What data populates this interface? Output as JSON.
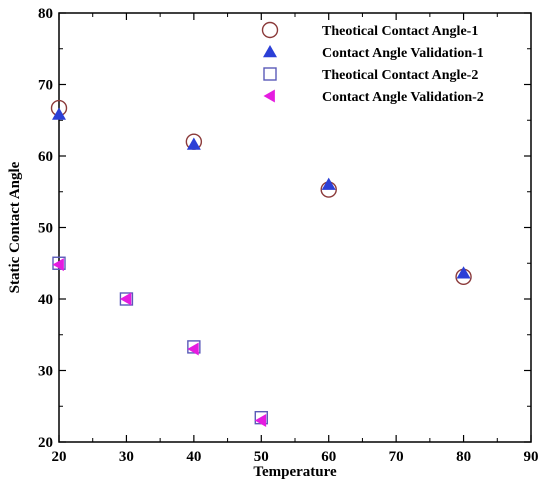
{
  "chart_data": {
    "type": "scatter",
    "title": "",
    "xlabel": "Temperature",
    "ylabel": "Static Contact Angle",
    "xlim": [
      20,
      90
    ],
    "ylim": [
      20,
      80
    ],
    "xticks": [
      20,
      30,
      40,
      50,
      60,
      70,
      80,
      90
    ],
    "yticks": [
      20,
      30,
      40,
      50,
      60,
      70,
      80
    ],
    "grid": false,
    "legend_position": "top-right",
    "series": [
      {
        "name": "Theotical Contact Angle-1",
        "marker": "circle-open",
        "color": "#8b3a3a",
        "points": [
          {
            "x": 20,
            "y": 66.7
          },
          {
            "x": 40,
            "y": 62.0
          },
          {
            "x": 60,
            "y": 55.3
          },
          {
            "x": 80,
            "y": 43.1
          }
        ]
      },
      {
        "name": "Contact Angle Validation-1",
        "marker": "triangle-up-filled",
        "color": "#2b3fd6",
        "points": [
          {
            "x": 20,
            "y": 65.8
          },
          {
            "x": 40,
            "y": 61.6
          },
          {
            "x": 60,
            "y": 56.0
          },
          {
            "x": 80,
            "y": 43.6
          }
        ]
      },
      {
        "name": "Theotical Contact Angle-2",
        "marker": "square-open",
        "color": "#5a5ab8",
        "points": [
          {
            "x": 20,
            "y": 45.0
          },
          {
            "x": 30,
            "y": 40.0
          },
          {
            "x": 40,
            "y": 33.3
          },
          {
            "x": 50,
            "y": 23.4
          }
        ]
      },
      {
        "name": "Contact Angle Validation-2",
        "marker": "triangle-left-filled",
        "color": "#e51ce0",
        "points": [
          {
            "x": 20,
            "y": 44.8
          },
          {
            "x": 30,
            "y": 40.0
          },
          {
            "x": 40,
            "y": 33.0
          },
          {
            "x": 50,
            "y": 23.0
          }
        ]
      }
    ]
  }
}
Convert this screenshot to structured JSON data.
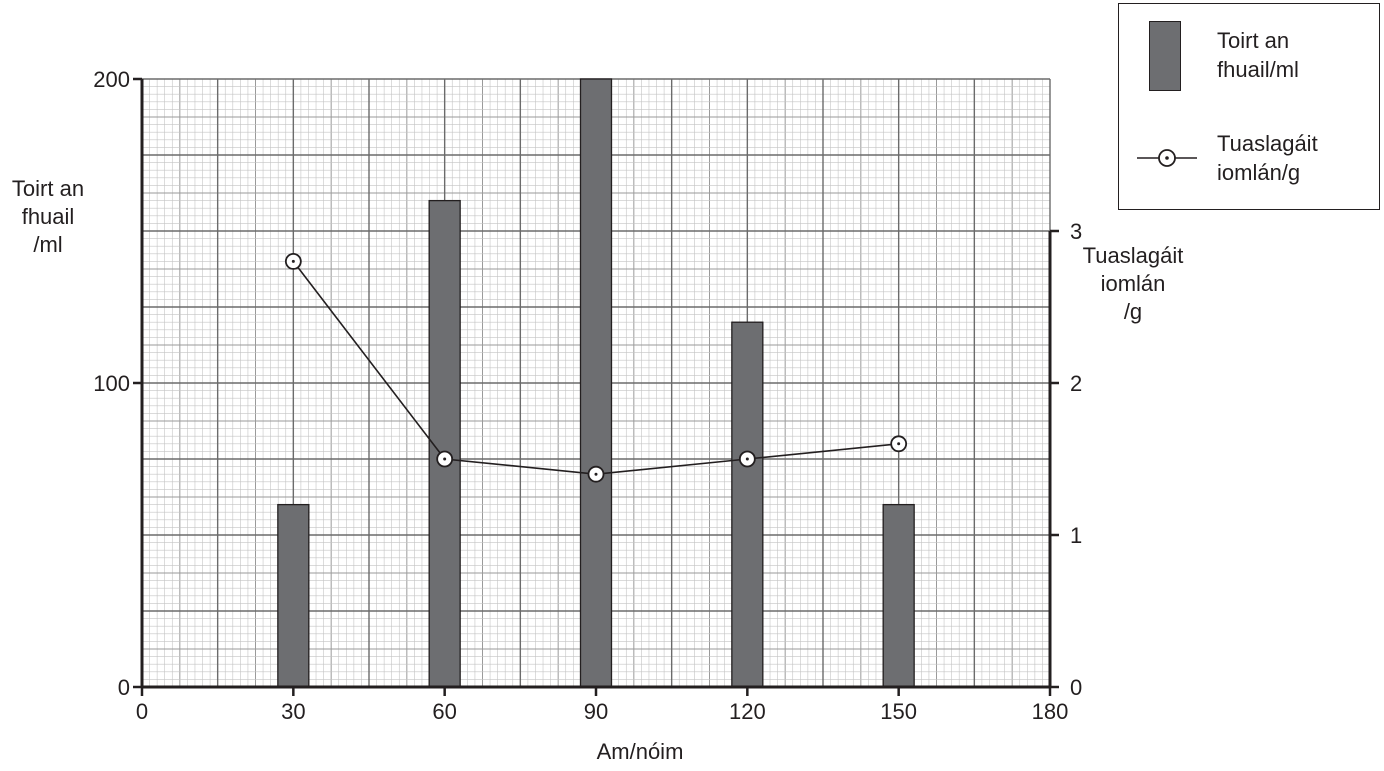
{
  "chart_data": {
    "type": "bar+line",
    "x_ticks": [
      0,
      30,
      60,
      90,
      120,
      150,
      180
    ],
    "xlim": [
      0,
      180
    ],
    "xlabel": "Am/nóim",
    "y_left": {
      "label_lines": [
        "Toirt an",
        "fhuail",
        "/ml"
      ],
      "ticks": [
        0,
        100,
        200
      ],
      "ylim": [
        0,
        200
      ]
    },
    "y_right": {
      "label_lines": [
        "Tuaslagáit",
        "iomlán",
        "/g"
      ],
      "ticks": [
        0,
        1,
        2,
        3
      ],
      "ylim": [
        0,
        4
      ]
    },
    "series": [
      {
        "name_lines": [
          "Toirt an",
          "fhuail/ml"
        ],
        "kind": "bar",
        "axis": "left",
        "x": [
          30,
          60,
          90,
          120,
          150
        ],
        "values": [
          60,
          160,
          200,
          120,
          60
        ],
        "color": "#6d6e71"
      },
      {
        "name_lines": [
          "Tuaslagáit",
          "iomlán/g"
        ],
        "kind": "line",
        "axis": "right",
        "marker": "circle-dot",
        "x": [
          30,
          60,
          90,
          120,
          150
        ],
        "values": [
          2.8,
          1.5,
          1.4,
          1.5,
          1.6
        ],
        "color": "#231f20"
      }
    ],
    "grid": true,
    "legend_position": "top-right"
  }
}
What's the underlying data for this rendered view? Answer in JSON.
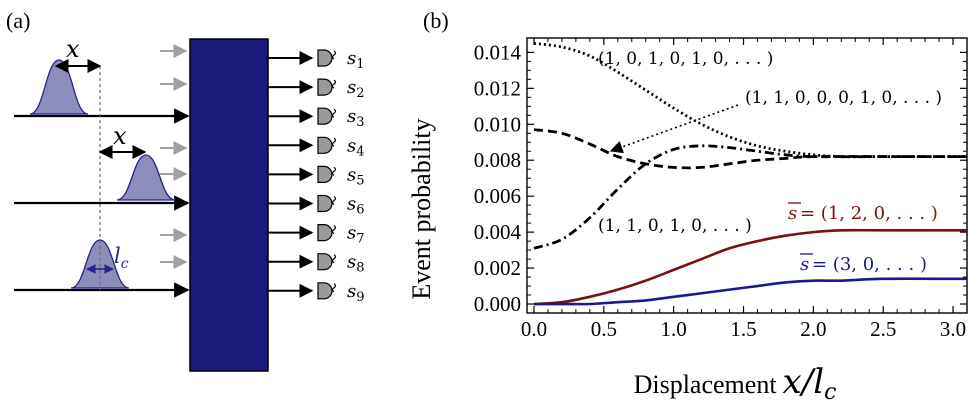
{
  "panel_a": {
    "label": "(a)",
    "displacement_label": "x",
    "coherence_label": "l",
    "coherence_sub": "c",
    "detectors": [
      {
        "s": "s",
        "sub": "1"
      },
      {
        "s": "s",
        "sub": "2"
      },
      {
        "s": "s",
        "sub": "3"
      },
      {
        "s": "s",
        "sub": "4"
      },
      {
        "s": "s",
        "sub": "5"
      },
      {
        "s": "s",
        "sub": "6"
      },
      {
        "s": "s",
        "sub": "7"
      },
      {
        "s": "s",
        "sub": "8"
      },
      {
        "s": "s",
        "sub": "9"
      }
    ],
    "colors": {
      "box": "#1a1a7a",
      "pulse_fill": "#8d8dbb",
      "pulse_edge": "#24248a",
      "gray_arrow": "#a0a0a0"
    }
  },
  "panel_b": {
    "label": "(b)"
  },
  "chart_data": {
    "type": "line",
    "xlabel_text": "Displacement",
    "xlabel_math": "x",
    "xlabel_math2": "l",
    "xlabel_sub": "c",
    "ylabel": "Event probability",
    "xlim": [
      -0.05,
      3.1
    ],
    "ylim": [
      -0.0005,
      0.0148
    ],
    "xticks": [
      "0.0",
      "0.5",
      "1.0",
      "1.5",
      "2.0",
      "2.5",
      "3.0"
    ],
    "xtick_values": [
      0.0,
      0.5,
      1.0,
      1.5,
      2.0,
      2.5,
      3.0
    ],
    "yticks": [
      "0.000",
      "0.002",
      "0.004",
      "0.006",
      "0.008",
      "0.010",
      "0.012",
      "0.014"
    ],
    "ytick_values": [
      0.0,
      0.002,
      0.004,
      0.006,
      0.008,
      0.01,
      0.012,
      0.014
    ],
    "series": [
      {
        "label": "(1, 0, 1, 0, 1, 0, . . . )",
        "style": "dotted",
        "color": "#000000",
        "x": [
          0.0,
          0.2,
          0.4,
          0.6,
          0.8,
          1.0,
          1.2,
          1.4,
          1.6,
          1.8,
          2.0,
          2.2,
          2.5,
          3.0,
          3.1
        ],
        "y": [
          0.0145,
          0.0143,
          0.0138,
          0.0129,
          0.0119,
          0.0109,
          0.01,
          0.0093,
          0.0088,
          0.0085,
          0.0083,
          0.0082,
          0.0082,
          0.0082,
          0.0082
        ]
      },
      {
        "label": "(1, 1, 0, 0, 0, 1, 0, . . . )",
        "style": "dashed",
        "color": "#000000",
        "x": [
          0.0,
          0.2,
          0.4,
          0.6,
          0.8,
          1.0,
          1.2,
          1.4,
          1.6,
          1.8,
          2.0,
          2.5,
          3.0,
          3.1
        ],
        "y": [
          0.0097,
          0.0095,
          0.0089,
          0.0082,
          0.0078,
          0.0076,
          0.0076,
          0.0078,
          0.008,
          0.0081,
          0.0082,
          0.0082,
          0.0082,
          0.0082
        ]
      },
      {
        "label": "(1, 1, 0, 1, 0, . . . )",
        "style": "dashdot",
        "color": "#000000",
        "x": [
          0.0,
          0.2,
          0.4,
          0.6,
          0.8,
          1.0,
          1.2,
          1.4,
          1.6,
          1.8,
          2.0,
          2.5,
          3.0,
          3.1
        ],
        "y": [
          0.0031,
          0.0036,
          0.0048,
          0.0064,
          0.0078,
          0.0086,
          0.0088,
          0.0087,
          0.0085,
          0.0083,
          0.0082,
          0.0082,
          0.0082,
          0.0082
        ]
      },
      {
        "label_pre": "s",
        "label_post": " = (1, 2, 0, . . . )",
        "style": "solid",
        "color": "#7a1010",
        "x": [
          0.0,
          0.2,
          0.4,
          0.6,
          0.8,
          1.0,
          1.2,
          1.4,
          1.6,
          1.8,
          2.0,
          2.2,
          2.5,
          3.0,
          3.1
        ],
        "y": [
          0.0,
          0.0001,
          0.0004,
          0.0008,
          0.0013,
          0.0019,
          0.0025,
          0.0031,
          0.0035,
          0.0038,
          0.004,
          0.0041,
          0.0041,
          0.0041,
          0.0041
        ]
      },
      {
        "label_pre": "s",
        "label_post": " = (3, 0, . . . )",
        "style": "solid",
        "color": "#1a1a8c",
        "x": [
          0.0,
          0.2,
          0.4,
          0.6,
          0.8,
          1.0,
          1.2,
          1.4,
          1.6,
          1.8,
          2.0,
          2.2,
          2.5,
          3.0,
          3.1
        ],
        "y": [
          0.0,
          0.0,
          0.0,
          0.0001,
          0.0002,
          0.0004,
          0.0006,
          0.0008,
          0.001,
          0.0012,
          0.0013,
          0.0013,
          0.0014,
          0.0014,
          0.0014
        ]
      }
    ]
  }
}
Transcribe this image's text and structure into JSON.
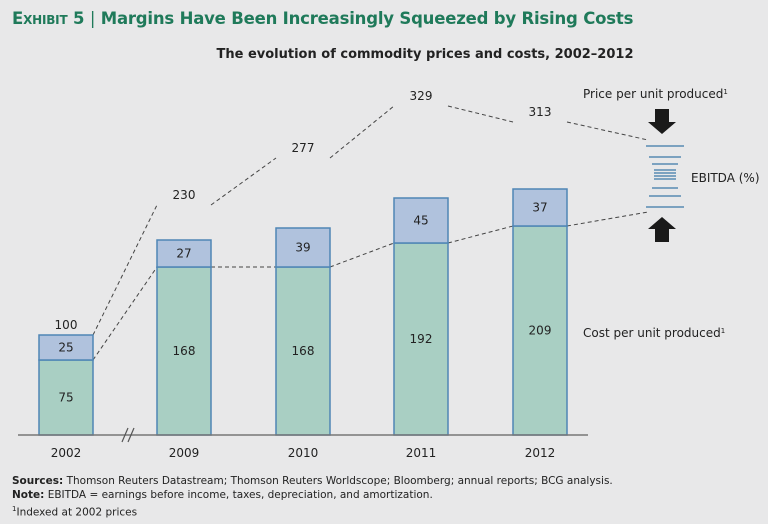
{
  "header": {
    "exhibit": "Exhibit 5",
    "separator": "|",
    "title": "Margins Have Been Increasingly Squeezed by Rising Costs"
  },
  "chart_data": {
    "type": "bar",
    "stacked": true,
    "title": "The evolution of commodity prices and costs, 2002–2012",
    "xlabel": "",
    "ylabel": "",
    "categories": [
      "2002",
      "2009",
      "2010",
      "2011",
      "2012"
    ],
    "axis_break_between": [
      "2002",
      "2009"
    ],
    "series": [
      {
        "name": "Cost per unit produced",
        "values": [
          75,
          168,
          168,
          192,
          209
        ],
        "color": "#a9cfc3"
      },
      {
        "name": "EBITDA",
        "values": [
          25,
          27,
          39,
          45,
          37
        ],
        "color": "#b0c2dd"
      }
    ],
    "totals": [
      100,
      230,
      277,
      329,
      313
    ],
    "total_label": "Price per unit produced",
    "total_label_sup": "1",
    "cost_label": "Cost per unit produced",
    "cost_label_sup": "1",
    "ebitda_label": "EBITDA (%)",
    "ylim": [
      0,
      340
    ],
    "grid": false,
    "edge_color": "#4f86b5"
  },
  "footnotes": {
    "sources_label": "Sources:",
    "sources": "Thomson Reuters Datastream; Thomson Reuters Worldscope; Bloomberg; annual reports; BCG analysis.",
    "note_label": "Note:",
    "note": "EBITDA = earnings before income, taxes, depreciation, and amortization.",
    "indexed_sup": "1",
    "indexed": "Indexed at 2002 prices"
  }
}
__________
Check each line above for the string "EBITDA" and show the ones that have it.

_Task response_.
        "name": "EBITDA",
    "ebitda_label": "EBITDA (%)",
    "note": "EBITDA = earnings before income, taxes, depreciation, and amortization.",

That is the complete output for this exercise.